- Exercise set
1. Print the restaurant review text below from "The Blue Grotto’s" to "very nicely flavored.", word for word.
2. In the restaurant review below, what does the mural around the top of the room show?

- Selection
The Blue Grotto’s other Italian offerings derive from the old school and should seem quite familiar to the average guest. Tomato sauce dominates the pastas and turns up in many other dishes as well, among them the eggplant parmigiana, an unusually delicate rendition of an old favorite in which many paper-thin slices of sauteed eggplant are layered with cheese and marinara sauce. Veal also is featured and is very well handled; an order of scallopine alla Marsala was both quite tender and very nicely flavored.

When it set out to design an atmosphere, this restaurant’s management apparently decided that the oven and menu provided more than sufficient grandeur. Thus the lights are bright, the service cheerful but easy-going and the decor minimal (one nice touch is the mural of historic San Diego scenes that stretches around the top of the room). The dress code rivals the informality of the mood.

- Dataset rows

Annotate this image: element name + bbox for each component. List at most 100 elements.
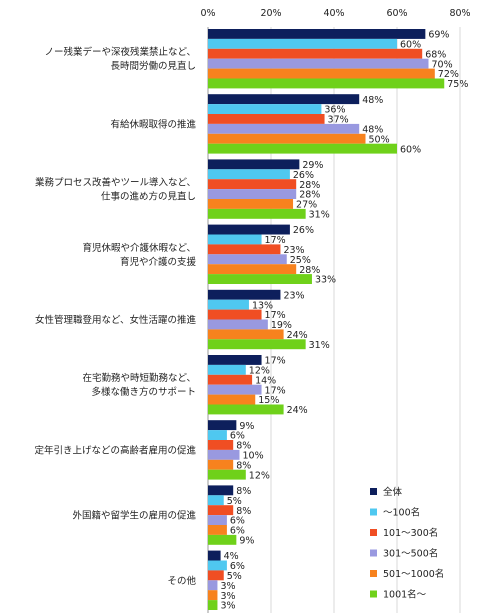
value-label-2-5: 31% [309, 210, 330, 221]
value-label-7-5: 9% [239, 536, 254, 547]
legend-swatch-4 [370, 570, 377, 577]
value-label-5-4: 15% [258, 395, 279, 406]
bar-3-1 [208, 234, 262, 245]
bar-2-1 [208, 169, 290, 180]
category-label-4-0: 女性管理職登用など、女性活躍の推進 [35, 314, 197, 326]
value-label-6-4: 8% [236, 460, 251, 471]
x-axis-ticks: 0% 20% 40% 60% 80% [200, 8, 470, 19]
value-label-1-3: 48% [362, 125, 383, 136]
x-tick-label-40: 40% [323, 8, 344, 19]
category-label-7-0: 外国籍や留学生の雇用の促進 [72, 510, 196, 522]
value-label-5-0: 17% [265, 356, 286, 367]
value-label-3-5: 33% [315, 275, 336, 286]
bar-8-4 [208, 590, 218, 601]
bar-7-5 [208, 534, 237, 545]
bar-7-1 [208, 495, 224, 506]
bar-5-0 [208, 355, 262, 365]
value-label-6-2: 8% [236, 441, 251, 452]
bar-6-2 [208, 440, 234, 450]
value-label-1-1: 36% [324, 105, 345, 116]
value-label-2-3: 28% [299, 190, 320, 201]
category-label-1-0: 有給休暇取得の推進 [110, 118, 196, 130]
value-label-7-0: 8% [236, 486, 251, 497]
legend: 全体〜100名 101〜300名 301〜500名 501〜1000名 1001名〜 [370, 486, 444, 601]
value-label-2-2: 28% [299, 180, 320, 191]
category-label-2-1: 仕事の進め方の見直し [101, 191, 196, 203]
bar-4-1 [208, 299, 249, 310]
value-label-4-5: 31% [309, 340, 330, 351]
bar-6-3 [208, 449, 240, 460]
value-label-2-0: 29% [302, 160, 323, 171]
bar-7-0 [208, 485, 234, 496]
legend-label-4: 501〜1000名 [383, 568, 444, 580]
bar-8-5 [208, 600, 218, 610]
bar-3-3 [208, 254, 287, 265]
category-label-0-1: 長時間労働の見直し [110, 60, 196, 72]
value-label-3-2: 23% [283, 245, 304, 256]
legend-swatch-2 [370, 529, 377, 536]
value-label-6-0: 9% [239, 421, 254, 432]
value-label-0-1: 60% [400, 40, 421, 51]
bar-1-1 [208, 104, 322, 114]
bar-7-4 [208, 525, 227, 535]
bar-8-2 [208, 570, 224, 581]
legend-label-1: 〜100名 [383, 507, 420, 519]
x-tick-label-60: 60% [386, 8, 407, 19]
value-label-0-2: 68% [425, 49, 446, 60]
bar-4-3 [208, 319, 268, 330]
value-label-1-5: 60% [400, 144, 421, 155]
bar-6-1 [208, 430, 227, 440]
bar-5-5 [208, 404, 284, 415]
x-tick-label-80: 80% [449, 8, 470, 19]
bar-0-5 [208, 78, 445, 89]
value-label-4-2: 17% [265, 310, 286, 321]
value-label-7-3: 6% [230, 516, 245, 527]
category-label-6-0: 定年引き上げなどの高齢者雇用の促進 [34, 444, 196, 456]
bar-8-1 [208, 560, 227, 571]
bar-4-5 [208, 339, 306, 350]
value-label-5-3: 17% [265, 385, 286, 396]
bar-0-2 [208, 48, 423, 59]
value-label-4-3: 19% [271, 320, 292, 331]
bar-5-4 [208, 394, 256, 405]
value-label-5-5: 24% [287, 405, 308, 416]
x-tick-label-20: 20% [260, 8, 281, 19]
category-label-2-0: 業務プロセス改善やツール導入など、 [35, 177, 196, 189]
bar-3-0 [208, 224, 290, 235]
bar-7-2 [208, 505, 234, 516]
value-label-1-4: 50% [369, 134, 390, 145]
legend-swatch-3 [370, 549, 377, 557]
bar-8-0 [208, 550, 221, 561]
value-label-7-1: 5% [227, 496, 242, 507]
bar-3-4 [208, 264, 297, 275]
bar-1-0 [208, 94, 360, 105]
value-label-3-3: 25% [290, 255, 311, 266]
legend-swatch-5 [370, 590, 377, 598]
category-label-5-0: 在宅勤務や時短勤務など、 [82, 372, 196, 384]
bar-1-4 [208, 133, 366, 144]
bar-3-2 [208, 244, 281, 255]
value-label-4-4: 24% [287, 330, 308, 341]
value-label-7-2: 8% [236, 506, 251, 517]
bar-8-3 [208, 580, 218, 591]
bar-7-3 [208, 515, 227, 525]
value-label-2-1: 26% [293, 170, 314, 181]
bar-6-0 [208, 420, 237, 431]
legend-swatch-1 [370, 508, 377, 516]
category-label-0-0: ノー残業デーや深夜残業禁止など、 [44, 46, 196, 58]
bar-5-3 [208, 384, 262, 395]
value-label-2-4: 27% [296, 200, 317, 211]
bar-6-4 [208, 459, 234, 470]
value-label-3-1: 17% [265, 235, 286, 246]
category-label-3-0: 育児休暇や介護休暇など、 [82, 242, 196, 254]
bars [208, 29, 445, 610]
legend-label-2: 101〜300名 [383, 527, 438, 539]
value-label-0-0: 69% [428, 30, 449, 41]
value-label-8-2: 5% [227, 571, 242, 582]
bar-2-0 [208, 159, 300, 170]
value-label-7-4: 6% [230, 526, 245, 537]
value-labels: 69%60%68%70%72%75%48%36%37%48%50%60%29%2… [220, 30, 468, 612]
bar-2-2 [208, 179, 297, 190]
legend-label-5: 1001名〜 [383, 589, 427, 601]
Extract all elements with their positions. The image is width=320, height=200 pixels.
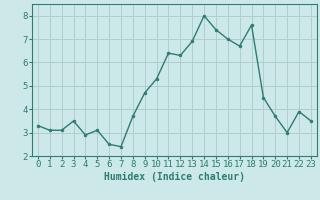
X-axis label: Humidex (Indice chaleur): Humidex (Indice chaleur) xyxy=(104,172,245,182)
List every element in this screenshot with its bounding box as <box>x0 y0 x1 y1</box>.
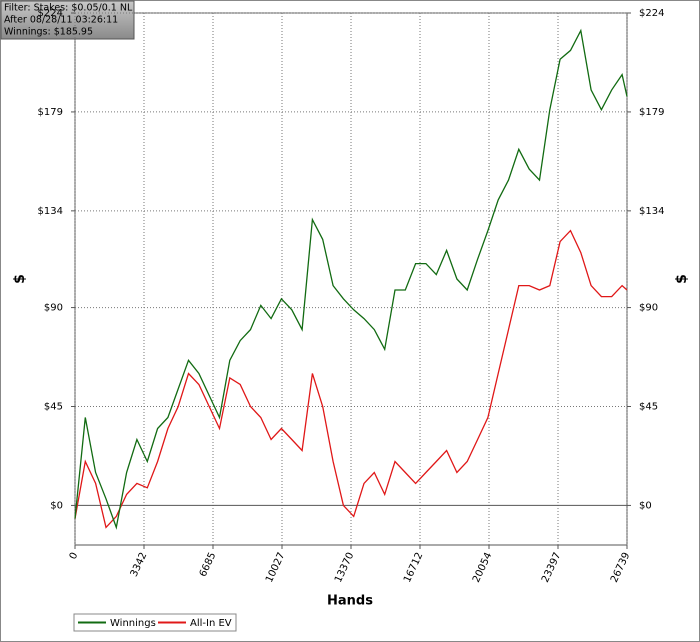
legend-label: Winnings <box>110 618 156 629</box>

- Solutions in order
1.
The Blue Grotto’s other Italian offerings derive from the old school and should seem quite familiar to the average guest. Tomato sauce dominates the pastas and turns up in many other dishes as well, among them the eggplant parmigiana, an unusually delicate rendition of an old favorite in which many paper-thin slices of sauteed eggplant are layered with cheese and marinara sauce. Veal also is featured and is very well handled; an order of scallopine alla Marsala was both quite tender and very nicely flavored.

2. Historic San Diego scenes.